Job:
Write out the records below word for word, please.

○ ○ ○ ○ ○

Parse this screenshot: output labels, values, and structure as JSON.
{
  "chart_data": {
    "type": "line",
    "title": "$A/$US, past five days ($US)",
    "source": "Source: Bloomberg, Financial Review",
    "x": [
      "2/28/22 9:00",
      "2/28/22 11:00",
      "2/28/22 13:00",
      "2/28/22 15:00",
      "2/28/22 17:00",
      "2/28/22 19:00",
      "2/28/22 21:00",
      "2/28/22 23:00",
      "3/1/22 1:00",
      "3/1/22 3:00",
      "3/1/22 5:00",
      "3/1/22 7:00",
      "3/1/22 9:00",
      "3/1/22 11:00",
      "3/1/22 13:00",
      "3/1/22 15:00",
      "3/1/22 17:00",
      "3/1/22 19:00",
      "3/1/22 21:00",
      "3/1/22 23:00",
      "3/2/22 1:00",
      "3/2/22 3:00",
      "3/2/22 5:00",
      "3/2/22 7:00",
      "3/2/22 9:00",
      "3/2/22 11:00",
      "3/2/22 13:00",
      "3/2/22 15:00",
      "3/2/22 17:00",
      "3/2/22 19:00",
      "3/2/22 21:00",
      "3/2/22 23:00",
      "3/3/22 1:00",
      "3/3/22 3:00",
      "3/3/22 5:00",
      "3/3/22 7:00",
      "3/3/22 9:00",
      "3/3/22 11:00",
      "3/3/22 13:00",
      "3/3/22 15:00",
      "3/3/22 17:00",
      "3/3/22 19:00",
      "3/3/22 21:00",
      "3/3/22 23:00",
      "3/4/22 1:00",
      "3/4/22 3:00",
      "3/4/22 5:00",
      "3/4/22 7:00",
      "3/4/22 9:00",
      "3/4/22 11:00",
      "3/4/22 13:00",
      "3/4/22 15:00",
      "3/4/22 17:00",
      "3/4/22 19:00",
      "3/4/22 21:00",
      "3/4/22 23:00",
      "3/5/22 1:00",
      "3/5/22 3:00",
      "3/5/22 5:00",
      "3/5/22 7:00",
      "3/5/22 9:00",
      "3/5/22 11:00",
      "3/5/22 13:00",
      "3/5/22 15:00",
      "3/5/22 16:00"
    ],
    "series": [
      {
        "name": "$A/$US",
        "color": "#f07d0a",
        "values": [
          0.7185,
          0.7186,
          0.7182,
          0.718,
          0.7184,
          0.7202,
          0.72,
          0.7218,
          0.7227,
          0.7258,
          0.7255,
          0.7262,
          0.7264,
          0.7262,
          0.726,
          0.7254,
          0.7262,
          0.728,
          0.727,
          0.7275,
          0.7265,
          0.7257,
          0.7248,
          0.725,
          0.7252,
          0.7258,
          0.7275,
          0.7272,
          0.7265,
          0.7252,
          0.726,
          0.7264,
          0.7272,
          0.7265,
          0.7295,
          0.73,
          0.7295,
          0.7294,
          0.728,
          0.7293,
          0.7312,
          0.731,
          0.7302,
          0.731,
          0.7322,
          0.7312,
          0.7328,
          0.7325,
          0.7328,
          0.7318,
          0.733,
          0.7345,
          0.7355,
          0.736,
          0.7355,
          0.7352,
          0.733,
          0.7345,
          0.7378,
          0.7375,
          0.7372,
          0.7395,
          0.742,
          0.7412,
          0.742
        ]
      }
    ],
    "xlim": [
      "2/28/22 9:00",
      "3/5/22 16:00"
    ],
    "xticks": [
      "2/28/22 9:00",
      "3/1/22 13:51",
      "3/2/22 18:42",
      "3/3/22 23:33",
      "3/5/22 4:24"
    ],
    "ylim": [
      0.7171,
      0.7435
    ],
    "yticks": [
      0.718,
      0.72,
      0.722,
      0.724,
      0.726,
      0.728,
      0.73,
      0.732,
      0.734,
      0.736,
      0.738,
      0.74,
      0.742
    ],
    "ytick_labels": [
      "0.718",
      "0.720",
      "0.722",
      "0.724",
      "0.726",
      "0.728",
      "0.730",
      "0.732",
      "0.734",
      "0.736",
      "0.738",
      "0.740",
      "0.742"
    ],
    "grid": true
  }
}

○ ○ ○ ○ ○

Expected answer:
Parse this screenshot: output labels, values, and structure as JSON.
{
  "chart_data": {
    "type": "line",
    "title": "$A/$US, past five days ($US)",
    "source": "Source: Bloomberg, Financial Review",
    "x": [
      "2/28/22 9:00",
      "2/28/22 11:00",
      "2/28/22 13:00",
      "2/28/22 15:00",
      "2/28/22 17:00",
      "2/28/22 19:00",
      "2/28/22 21:00",
      "2/28/22 23:00",
      "3/1/22 1:00",
      "3/1/22 3:00",
      "3/1/22 5:00",
      "3/1/22 7:00",
      "3/1/22 9:00",
      "3/1/22 11:00",
      "3/1/22 13:00",
      "3/1/22 15:00",
      "3/1/22 17:00",
      "3/1/22 19:00",
      "3/1/22 21:00",
      "3/1/22 23:00",
      "3/2/22 1:00",
      "3/2/22 3:00",
      "3/2/22 5:00",
      "3/2/22 7:00",
      "3/2/22 9:00",
      "3/2/22 11:00",
      "3/2/22 13:00",
      "3/2/22 15:00",
      "3/2/22 17:00",
      "3/2/22 19:00",
      "3/2/22 21:00",
      "3/2/22 23:00",
      "3/3/22 1:00",
      "3/3/22 3:00",
      "3/3/22 5:00",
      "3/3/22 7:00",
      "3/3/22 9:00",
      "3/3/22 11:00",
      "3/3/22 13:00",
      "3/3/22 15:00",
      "3/3/22 17:00",
      "3/3/22 19:00",
      "3/3/22 21:00",
      "3/3/22 23:00",
      "3/4/22 1:00",
      "3/4/22 3:00",
      "3/4/22 5:00",
      "3/4/22 7:00",
      "3/4/22 9:00",
      "3/4/22 11:00",
      "3/4/22 13:00",
      "3/4/22 15:00",
      "3/4/22 17:00",
      "3/4/22 19:00",
      "3/4/22 21:00",
      "3/4/22 23:00",
      "3/5/22 1:00",
      "3/5/22 3:00",
      "3/5/22 5:00",
      "3/5/22 7:00",
      "3/5/22 9:00",
      "3/5/22 11:00",
      "3/5/22 13:00",
      "3/5/22 15:00",
      "3/5/22 16:00"
    ],
    "series": [
      {
        "name": "$A/$US",
        "color": "#f07d0a",
        "values": [
          0.7185,
          0.7186,
          0.7182,
          0.718,
          0.7184,
          0.7202,
          0.72,
          0.7218,
          0.7227,
          0.7258,
          0.7255,
          0.7262,
          0.7264,
          0.7262,
          0.726,
          0.7254,
          0.7262,
          0.728,
          0.727,
          0.7275,
          0.7265,
          0.7257,
          0.7248,
          0.725,
          0.7252,
          0.7258,
          0.7275,
          0.7272,
          0.7265,
          0.7252,
          0.726,
          0.7264,
          0.7272,
          0.7265,
          0.7295,
          0.73,
          0.7295,
          0.7294,
          0.728,
          0.7293,
          0.7312,
          0.731,
          0.7302,
          0.731,
          0.7322,
          0.7312,
          0.7328,
          0.7325,
          0.7328,
          0.7318,
          0.733,
          0.7345,
          0.7355,
          0.736,
          0.7355,
          0.7352,
          0.733,
          0.7345,
          0.7378,
          0.7375,
          0.7372,
          0.7395,
          0.742,
          0.7412,
          0.742
        ]
      }
    ],
    "xlim": [
      "2/28/22 9:00",
      "3/5/22 16:00"
    ],
    "xticks": [
      "2/28/22 9:00",
      "3/1/22 13:51",
      "3/2/22 18:42",
      "3/3/22 23:33",
      "3/5/22 4:24"
    ],
    "ylim": [
      0.7171,
      0.7435
    ],
    "yticks": [
      0.718,
      0.72,
      0.722,
      0.724,
      0.726,
      0.728,
      0.73,
      0.732,
      0.734,
      0.736,
      0.738,
      0.74,
      0.742
    ],
    "ytick_labels": [
      "0.718",
      "0.720",
      "0.722",
      "0.724",
      "0.726",
      "0.728",
      "0.730",
      "0.732",
      "0.734",
      "0.736",
      "0.738",
      "0.740",
      "0.742"
    ],
    "grid": true
  }
}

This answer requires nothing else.